> [Your goal]: In the material below, render the lines as a numbered list, starting at the line that contains "cell-gardsnr (584, 812, 629, 862)" and ending at the line that contains "footer-tilstede (1527, 1515, 1602, 1560)". Leave out any blank lines.

> [Dataset]:
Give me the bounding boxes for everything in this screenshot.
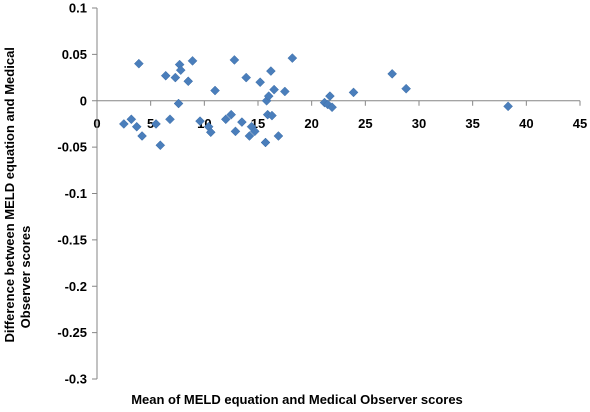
- data-point: [175, 65, 186, 75]
- data-point: [173, 98, 184, 109]
- x-tick-label: 5: [147, 116, 154, 131]
- data-point: [220, 114, 231, 125]
- data-point: [205, 127, 216, 138]
- y-tick-label: 0.1: [69, 1, 87, 16]
- data-point: [226, 109, 237, 120]
- data-point: [348, 87, 359, 98]
- data-point: [255, 77, 266, 88]
- y-tick-label: 0.05: [62, 47, 87, 62]
- x-axis-title: Mean of MELD equation and Medical Observ…: [131, 392, 463, 407]
- data-point: [287, 53, 298, 63]
- data-point: [267, 110, 277, 121]
- x-axis-ticks: 051015202530354045: [93, 100, 587, 131]
- data-point: [503, 101, 513, 112]
- data-point: [269, 84, 279, 95]
- x-tick-label: 45: [573, 116, 587, 131]
- data-point: [237, 117, 247, 127]
- x-tick-label: 35: [465, 116, 479, 131]
- data-point: [279, 86, 290, 97]
- y-axis-title: Difference between MELD equation and Med…: [2, 43, 33, 342]
- y-tick-label: -0.15: [57, 232, 87, 247]
- y-tick-label: -0.05: [57, 140, 87, 155]
- y-tick-label: -0.1: [65, 186, 87, 201]
- data-point: [241, 72, 252, 83]
- data-point: [151, 119, 161, 129]
- data-point: [266, 66, 276, 76]
- x-tick-label: 25: [358, 116, 372, 131]
- y-tick-label: -0.2: [65, 279, 87, 294]
- y-tick-label: -0.25: [57, 325, 87, 340]
- data-point: [165, 114, 175, 125]
- data-point: [187, 56, 198, 66]
- data-point: [210, 85, 220, 96]
- y-axis-title-line-2: Observer scores: [18, 226, 33, 329]
- data-point: [229, 55, 240, 65]
- data-point: [273, 131, 284, 141]
- data-point: [249, 126, 260, 137]
- data-point: [134, 58, 144, 69]
- x-tick-label: 30: [412, 116, 426, 131]
- x-tick-label: 20: [304, 116, 318, 131]
- data-point: [137, 131, 147, 141]
- data-point: [327, 102, 337, 113]
- data-point: [195, 116, 205, 127]
- y-tick-label: -0.3: [65, 372, 87, 387]
- data-point: [126, 114, 137, 125]
- data-point: [401, 83, 411, 94]
- data-point: [160, 70, 171, 81]
- data-point: [244, 131, 255, 141]
- data-point: [183, 76, 194, 87]
- y-tick-label: 0: [80, 93, 87, 108]
- x-tick-label: 40: [519, 116, 533, 131]
- data-points: [118, 53, 513, 151]
- data-point: [230, 126, 241, 137]
- y-axis-ticks: 0.1 0.05 0 -0.05 -0.1 -0.15 -0.2 -0.25 -0.3: [57, 1, 97, 387]
- data-point: [118, 119, 129, 129]
- data-point: [170, 72, 181, 83]
- y-axis-title-line-1: Difference between MELD equation and Med…: [2, 47, 17, 342]
- data-point: [325, 91, 335, 101]
- data-point: [387, 68, 398, 79]
- data-point: [260, 137, 271, 148]
- data-point: [131, 121, 142, 132]
- data-point: [263, 91, 274, 101]
- data-point: [155, 140, 166, 151]
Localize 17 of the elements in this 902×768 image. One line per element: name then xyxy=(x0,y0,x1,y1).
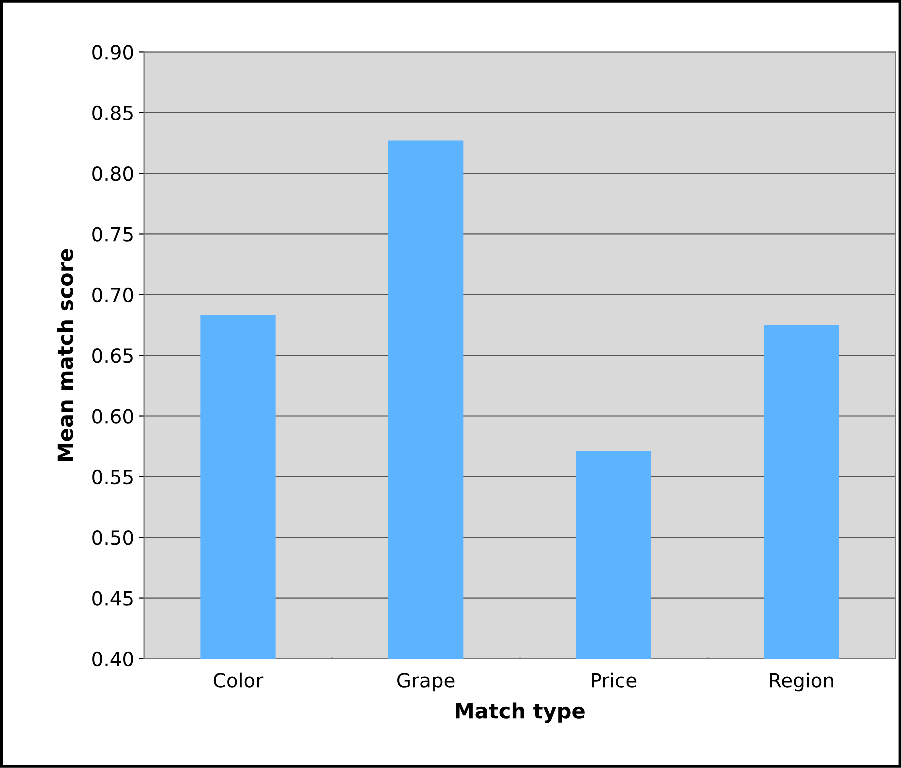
y-tick-label: 0.45 xyxy=(92,591,133,606)
x-tick-label: Price xyxy=(592,672,637,688)
y-tick-label: 0.80 xyxy=(92,166,134,182)
y-tick-label: 0.55 xyxy=(92,470,133,485)
y-tick-label: 0.60 xyxy=(92,409,134,424)
y-axis-title: Mean match score xyxy=(57,249,74,461)
y-tick-label: 0.40 xyxy=(92,652,134,667)
x-tick-label: Grape xyxy=(398,673,455,692)
x-axis-title: Match type xyxy=(456,702,585,724)
y-tick-label: 0.75 xyxy=(92,227,133,242)
y-tick-label: 0.70 xyxy=(92,288,134,303)
y-tick-label: 0.85 xyxy=(92,106,133,121)
y-tick-label: 0.65 xyxy=(92,348,133,364)
y-tick-label: 0.90 xyxy=(92,45,134,60)
x-tick-label: Region xyxy=(770,672,834,692)
y-tick-label: 0.50 xyxy=(92,530,134,546)
x-tick-label: Color xyxy=(214,672,264,688)
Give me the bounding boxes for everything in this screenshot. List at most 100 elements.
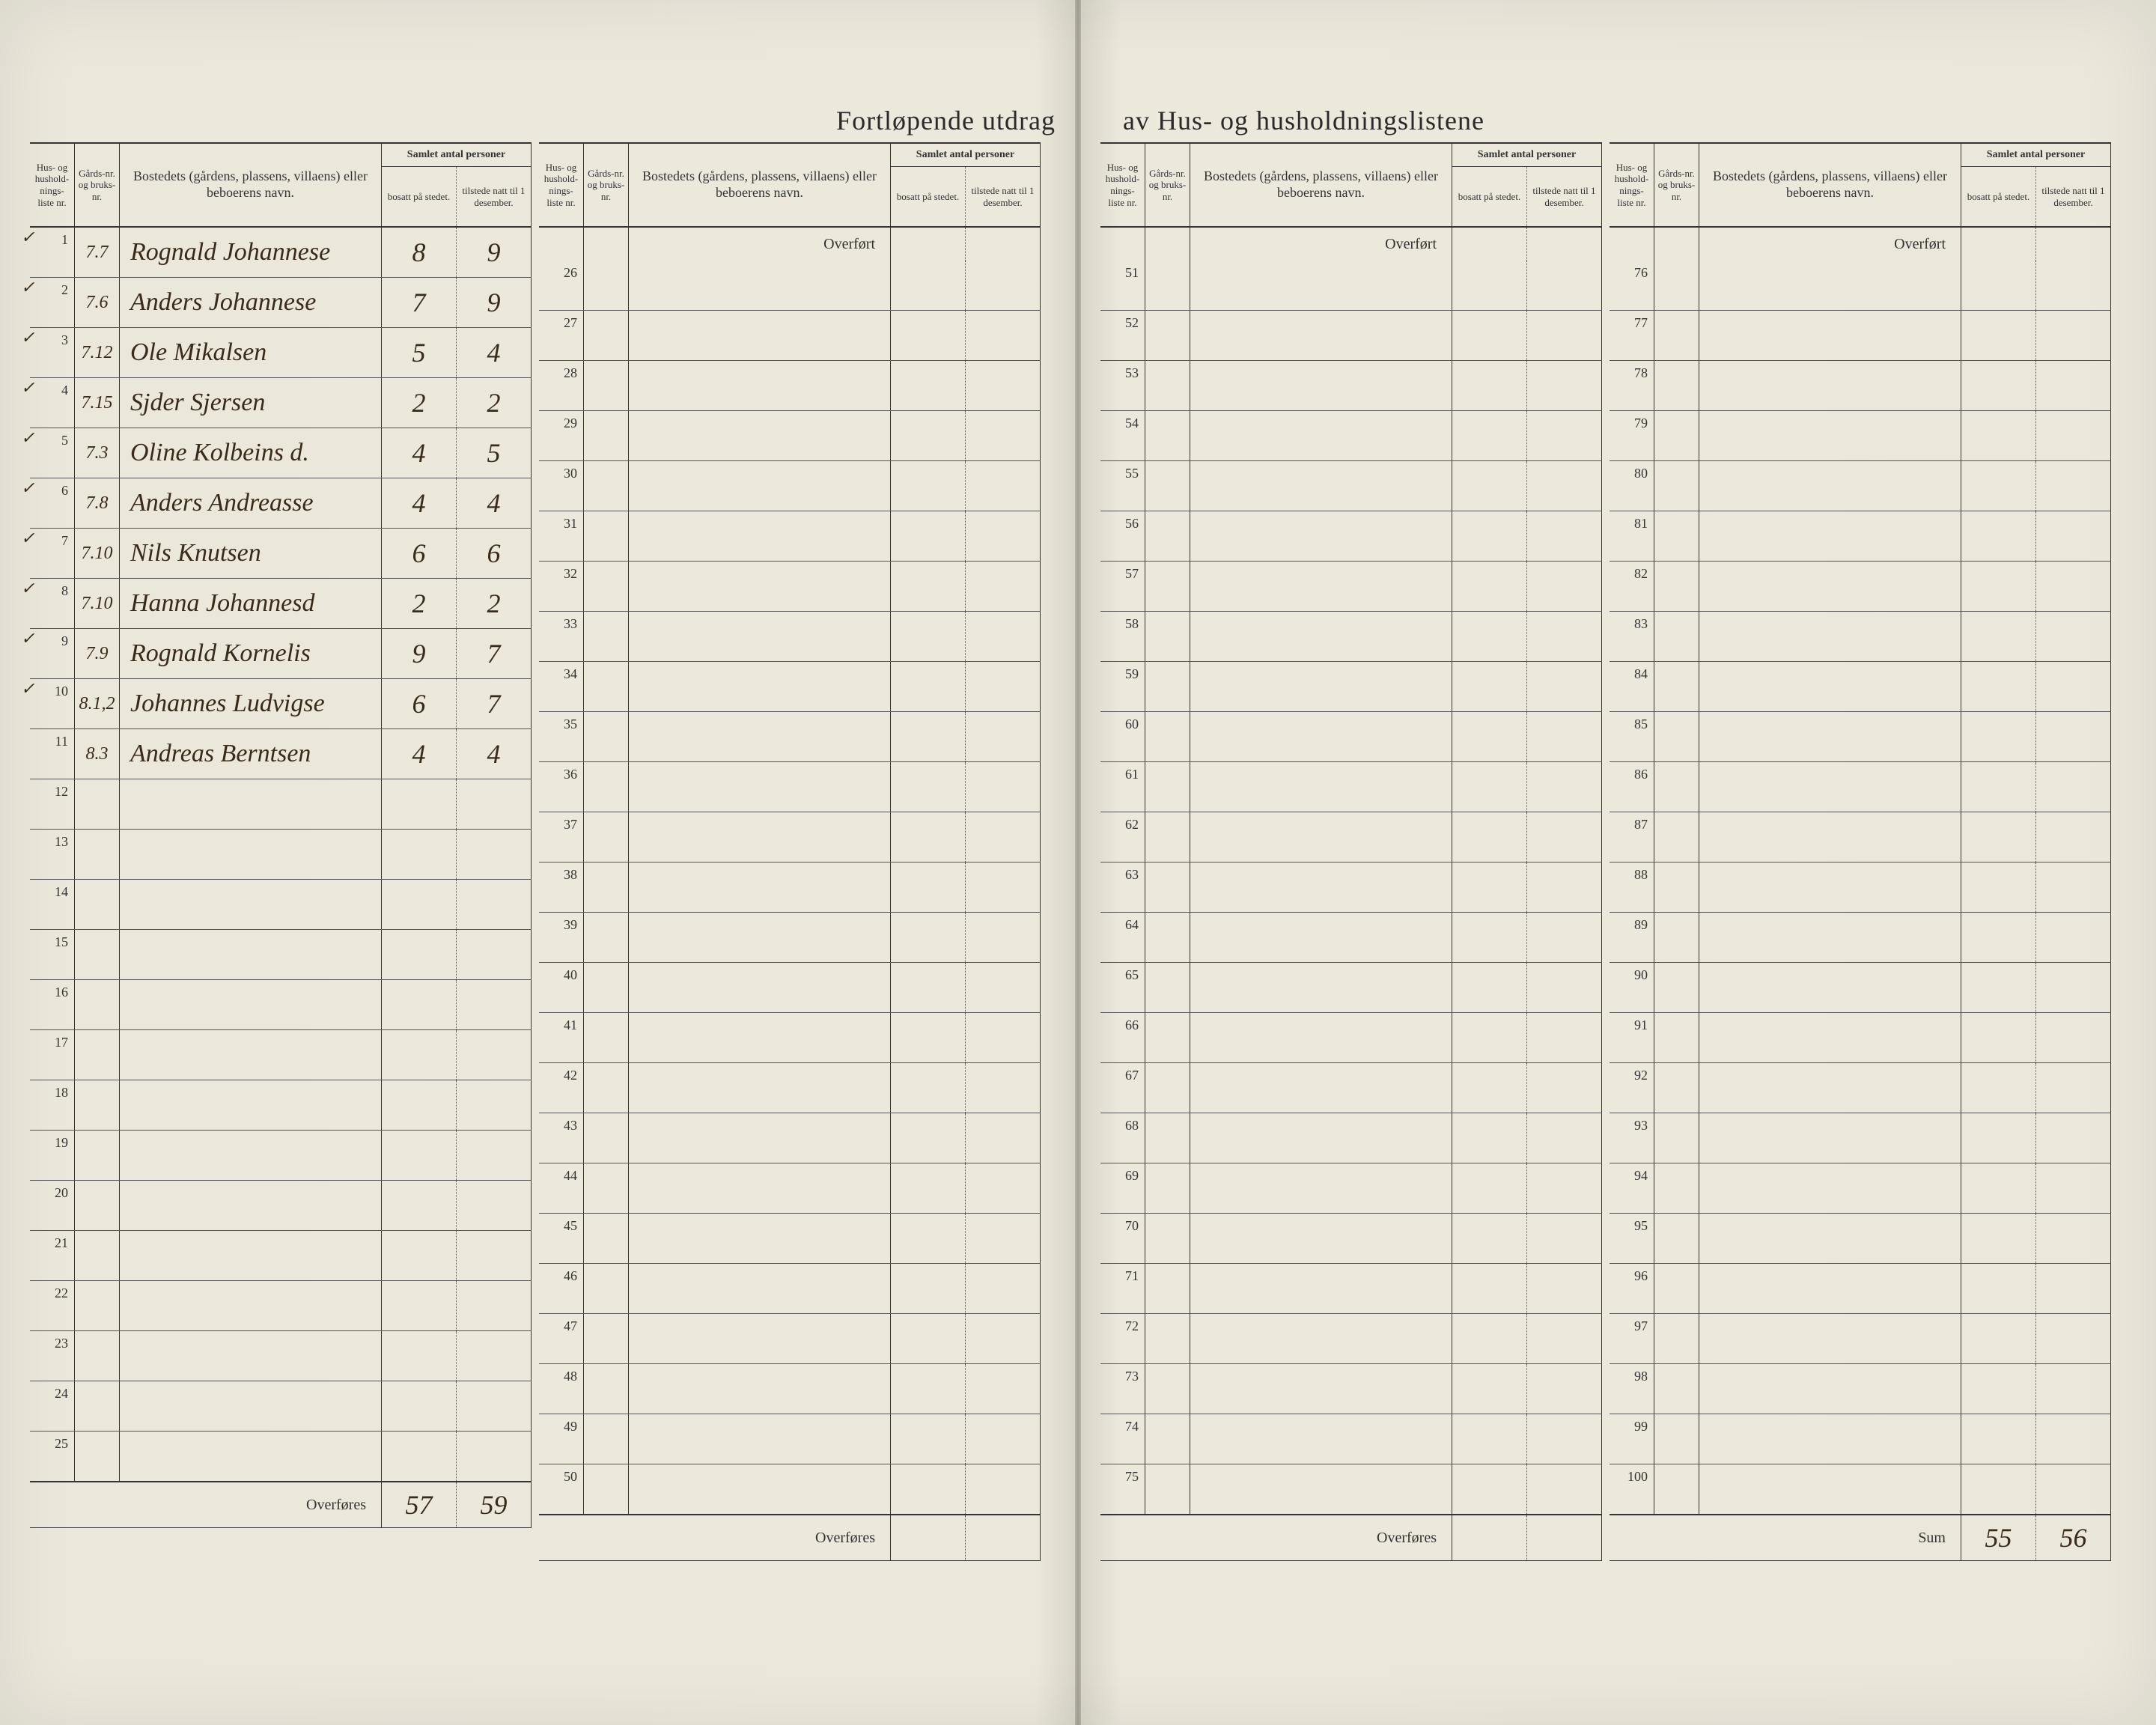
cell-gardsnr (584, 812, 629, 862)
cell-tilstede: 4 (457, 729, 532, 779)
cell-gardsnr (1654, 1113, 1699, 1163)
header-listenr: Hus- og hushold-nings-liste nr. (30, 144, 75, 226)
cell-tilstede (1527, 1364, 1602, 1414)
cell-listenr: 80 (1610, 461, 1654, 511)
cell-gardsnr (584, 1314, 629, 1363)
footer-tilstede (1527, 1515, 1602, 1560)
overfort-row: Overført (1100, 228, 1602, 261)
cell-tilstede (1527, 1013, 1602, 1062)
cell-bosted (1190, 862, 1452, 912)
table-row: 89 (1610, 913, 2111, 963)
header-personer: Samlet antal personer bosatt på stedet. … (891, 144, 1041, 226)
table-header: Hus- og hushold-nings-liste nr. Gårds-nr… (1100, 142, 1602, 228)
cell-listenr: 48 (539, 1364, 584, 1414)
cell-gardsnr (584, 1063, 629, 1113)
cell-bosted (120, 779, 382, 829)
cell-gardsnr (1654, 662, 1699, 711)
cell-bosat (1961, 261, 2036, 310)
overfort-label: Overført (1699, 228, 1961, 261)
cell-bosted (1190, 1414, 1452, 1464)
cell-gardsnr (584, 1364, 629, 1414)
table-row: 23 (30, 1331, 532, 1381)
table-row: 28 (539, 361, 1041, 411)
section-1: Hus- og hushold-nings-liste nr. Gårds-nr… (30, 142, 532, 1528)
cell-gardsnr (1654, 1364, 1699, 1414)
table-row: 80 (1610, 461, 2111, 511)
cell-gardsnr (584, 762, 629, 812)
cell-listenr: 84 (1610, 662, 1654, 711)
cell-tilstede (2036, 311, 2111, 360)
cell-tilstede (1527, 862, 1602, 912)
cell-gardsnr (1654, 862, 1699, 912)
cell-listenr: 23 (30, 1331, 75, 1381)
cell-tilstede (457, 930, 532, 979)
header-tilstede: tilstede natt til 1 desember. (2036, 167, 2110, 226)
cell-gardsnr (1145, 1113, 1190, 1163)
header-bosted: Bostedets (gårdens, plassens, villaens) … (629, 144, 891, 226)
cell-bosted (1699, 762, 1961, 812)
cell-tilstede (457, 980, 532, 1029)
cell-bosat (382, 1131, 457, 1180)
cell-tilstede: 2 (457, 579, 532, 628)
cell-listenr: 40 (539, 963, 584, 1012)
table-row: 71 (1100, 1264, 1602, 1314)
cell-gardsnr (1145, 1163, 1190, 1213)
cell-bosted (1699, 411, 1961, 460)
cell-tilstede (2036, 261, 2111, 310)
cell-tilstede (457, 1281, 532, 1330)
section-4: Hus- og hushold-nings-liste nr. Gårds-nr… (1610, 142, 2111, 1561)
cell-listenr: 81 (1610, 511, 1654, 561)
table-header: Hus- og hushold-nings-liste nr. Gårds-nr… (539, 142, 1041, 228)
cell-tilstede (1527, 712, 1602, 761)
table-row: 62 (1100, 812, 1602, 862)
cell-bosted (1699, 712, 1961, 761)
cell-listenr: 2 (30, 278, 75, 327)
table-row: ✓ 6 7.8 Anders Andreasse 4 4 (30, 478, 532, 529)
cell-gardsnr (1145, 1214, 1190, 1263)
cell-bosted (1699, 1314, 1961, 1363)
table-row: 97 (1610, 1314, 2111, 1364)
cell-gardsnr: 7.6 (75, 278, 120, 327)
cell-bosted (629, 913, 891, 962)
cell-bosted (1190, 1364, 1452, 1414)
cell-tilstede (457, 1080, 532, 1130)
rows-container: Overført 26 27 28 29 30 31 (539, 228, 1041, 1515)
cell-listenr: 52 (1100, 311, 1145, 360)
cell-tilstede (2036, 1013, 2111, 1062)
cell-bosat (891, 913, 966, 962)
cell-gardsnr (584, 1113, 629, 1163)
table-row: 63 (1100, 862, 1602, 913)
cell-listenr: 16 (30, 980, 75, 1029)
table-row: 45 (539, 1214, 1041, 1264)
table-row: 20 (30, 1181, 532, 1231)
table-row: 48 (539, 1364, 1041, 1414)
cell-gardsnr: 7.10 (75, 529, 120, 578)
cell-bosted (629, 662, 891, 711)
footer-tilstede: 59 (457, 1482, 532, 1527)
cell-listenr: 45 (539, 1214, 584, 1263)
header-personer: Samlet antal personer bosatt på stedet. … (1452, 144, 1602, 226)
cell-listenr: 77 (1610, 311, 1654, 360)
cell-tilstede (1527, 1113, 1602, 1163)
header-bosat: bosatt på stedet. (382, 167, 457, 226)
cell-bosat (1452, 1314, 1527, 1363)
header-bosted: Bostedets (gårdens, plassens, villaens) … (120, 144, 382, 226)
cell-tilstede (966, 963, 1041, 1012)
cell-gardsnr (1654, 762, 1699, 812)
cell-listenr: 9 (30, 629, 75, 678)
cell-listenr: 26 (539, 261, 584, 310)
cell-listenr: 95 (1610, 1214, 1654, 1263)
cell-bosat (1452, 311, 1527, 360)
cell-listenr: 75 (1100, 1464, 1145, 1514)
cell-bosat: 6 (382, 529, 457, 578)
footer-row: Overføres (1100, 1515, 1602, 1561)
cell-listenr: 12 (30, 779, 75, 829)
cell-bosat (1961, 612, 2036, 661)
cell-listenr: 46 (539, 1264, 584, 1313)
cell-bosted (629, 762, 891, 812)
table-row: 73 (1100, 1364, 1602, 1414)
cell-gardsnr (75, 779, 120, 829)
cell-bosat (1452, 862, 1527, 912)
cell-bosted (1190, 812, 1452, 862)
cell-bosat (1961, 812, 2036, 862)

> [Solution to this exercise]:
1. cell-gardsnr (584, 812, 629, 862)
2. cell-tilstede: 4 (457, 729, 532, 779)
3. cell-gardsnr (1654, 1113, 1699, 1163)
4. header-listenr: Hus- og hushold-nings-liste nr. (30, 144, 75, 226)
5. cell-tilstede (1527, 1364, 1602, 1414)
6. cell-listenr: 80 (1610, 461, 1654, 511)
7. cell-gardsnr (584, 1314, 629, 1363)
8. footer-tilstede (1527, 1515, 1602, 1560)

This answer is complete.